Could you print every record below exactly as it appears?
*** Data extract
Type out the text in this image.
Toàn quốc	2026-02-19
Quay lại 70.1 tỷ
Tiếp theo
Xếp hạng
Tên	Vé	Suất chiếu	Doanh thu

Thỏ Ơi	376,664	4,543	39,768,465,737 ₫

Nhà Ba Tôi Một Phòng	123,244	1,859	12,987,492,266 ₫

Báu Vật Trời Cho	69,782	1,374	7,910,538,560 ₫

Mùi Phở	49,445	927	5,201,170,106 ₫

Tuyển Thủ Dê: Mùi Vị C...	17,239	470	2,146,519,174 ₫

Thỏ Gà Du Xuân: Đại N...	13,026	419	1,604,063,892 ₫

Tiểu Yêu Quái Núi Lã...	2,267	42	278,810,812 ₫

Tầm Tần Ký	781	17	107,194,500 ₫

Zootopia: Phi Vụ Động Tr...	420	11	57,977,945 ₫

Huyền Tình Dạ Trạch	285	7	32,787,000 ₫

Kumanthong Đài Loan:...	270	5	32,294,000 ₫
******
**Task answer**
Type out the text in this image.
Toàn quốc	2026-02-19
Quay lại 70.1 tỷ
Tiếp theo
Xếp hạng
Tên	Vé	Suất chiếu	Doanh thu

Thỏ Ơi	376,664	4,543	39,768,465,737 ₫

Nhà Ba Tôi Một Phòng	123,244	1,859	12,987,492,266 ₫

Báu Vật Trời Cho	69,782	1,374	7,910,538,560 ₫

Mùi Phở	49,445	927	5,201,170,106 ₫

Tuyển Thủ Dê: Mùi Vị C...	17,239	470	2,146,519,174 ₫

Thỏ Gà Du Xuân: Đại N...	13,026	419	1,604,063,892 ₫

Tiểu Yêu Quái Núi Lã...	2,267	42	278,810,812 ₫

Tầm Tần Ký	781	17	107,194,500 ₫

Zootopia: Phi Vụ Động Tr...	420	11	57,977,945 ₫

Huyền Tình Dạ Trạch	285	7	32,787,000 ₫

Kumanthong Đài Loan:...	270	5	32,294,000 ₫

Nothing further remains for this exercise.